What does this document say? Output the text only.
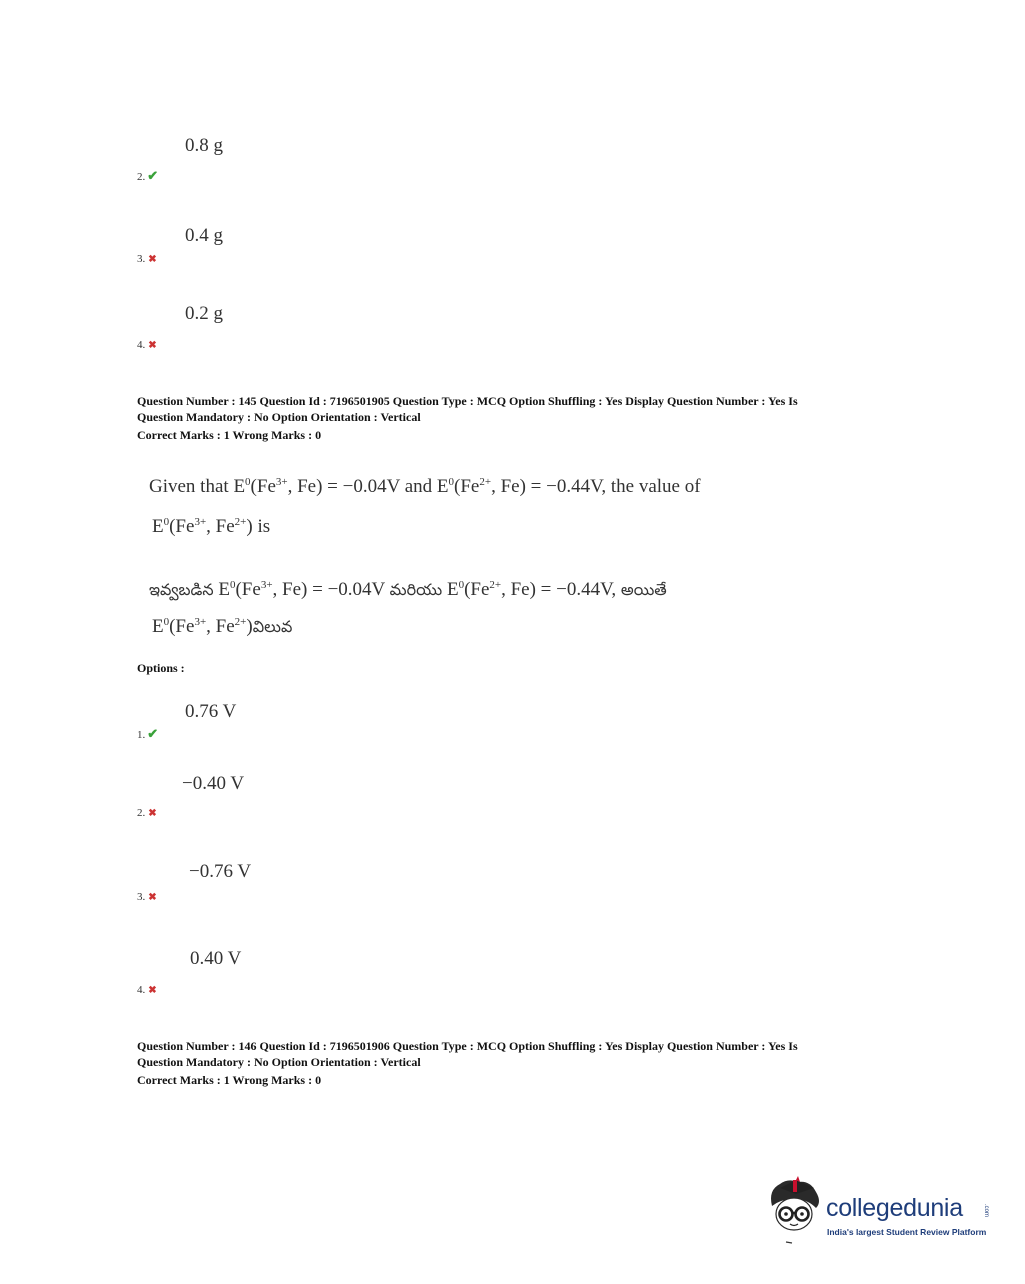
0.8 g
2. ✔
0.4 g
3. ✖
0.2 g
4. ✖
Question Number : 145 Question Id : 7196501905 Question Type : MCQ Option Shuffling : Yes Display Question Number : Yes Is
Question Mandatory : No Option Orientation : Vertical
Correct Marks : 1 Wrong Marks : 0
Given that $E^0(Fe^{3+}$, Fe) = −0.04V and $E^0(Fe^{2+}$, Fe) = −0.44V, the value of
$E^0(Fe^{3+}$, $Fe^{2+}$) is
ఇవ్వబడిన $E^0(Fe^{3+}$, Fe) = −0.04V మరియు $E^0(Fe^{2+}$, Fe) = −0.44V, అయితే
$E^0(Fe^{3+}$, $Fe^{2+})విలువ$
Options :
0.76 V
1. ✔
−0.40 V
2. ✖
−0.76 V
3. ✖
0.40 V
4. ✖
Question Number : 146 Question Id : 7196501906 Question Type : MCQ Option Shuffling : Yes Display Question Number : Yes Is
Question Mandatory : No Option Orientation : Vertical
Correct Marks : 1 Wrong Marks : 0
collegedunia	.com
India's largest Student Review Platform
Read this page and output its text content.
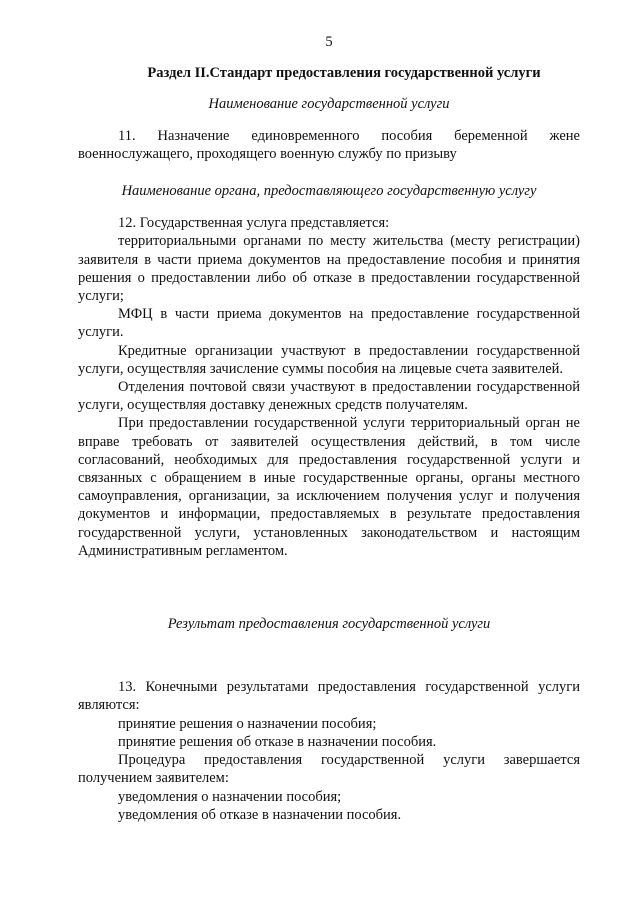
5
Раздел II.Стандарт предоставления государственной услуги
Наименование государственной услуги

11. Назначение единовременного пособия беременной жене военнослужащего, проходящего военную службу по призыву

Наименование органа, предоставляющего государственную услугу

12. Государственная услуга представляется:

территориальными органами по месту жительства (месту регистрации) заявителя в части приема документов на предоставление пособия и принятия решения о предоставлении либо об отказе в предоставлении государственной услуги;

МФЦ в части приема документов на предоставление государственной услуги.

Кредитные организации участвуют в предоставлении государственной услуги, осуществляя зачисление суммы пособия на лицевые счета заявителей.

Отделения почтовой связи участвуют в предоставлении государственной услуги, осуществляя доставку денежных средств получателям.

При предоставлении государственной услуги территориальный орган не вправе требовать от заявителей осуществления действий, в том числе согласований, необходимых для предоставления государственной услуги и связанных с обращением в иные государственные органы, органы местного самоуправления, организации, за исключением получения услуг и получения документов и информации, предоставляемых в результате предоставления государственной услуги, установленных законодательством и настоящим Административным регламентом.

Результат предоставления государственной услуги

13. Конечными результатами предоставления государственной услуги являются:

принятие решения о назначении пособия;

принятие решения об отказе в назначении пособия.

Процедура предоставления государственной услуги завершается получением заявителем:

уведомления о назначении пособия;

уведомления об отказе в назначении пособия.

+++

**The exercise**
From the records above, pull out each line that has "предоставления".

**Exercise response**
Раздел II.Стандарт предоставления государственной услуги
При предоставлении государственной услуги территориальный орган не вправе требовать от заявителей осуществления действий, в том числе согласований, необходимых для предоставления государственной услуги и связанных с обращением в иные государственные органы, органы местного самоуправления, организации, за исключением получения услуг и получения документов и информации, предоставляемых в результате предоставления государственной услуги, установленных законодательством и настоящим Административным регламентом.
Результат предоставления государственной услуги
13. Конечными результатами предоставления государственной услуги являются:
Процедура предоставления государственной услуги завершается получением заявителем:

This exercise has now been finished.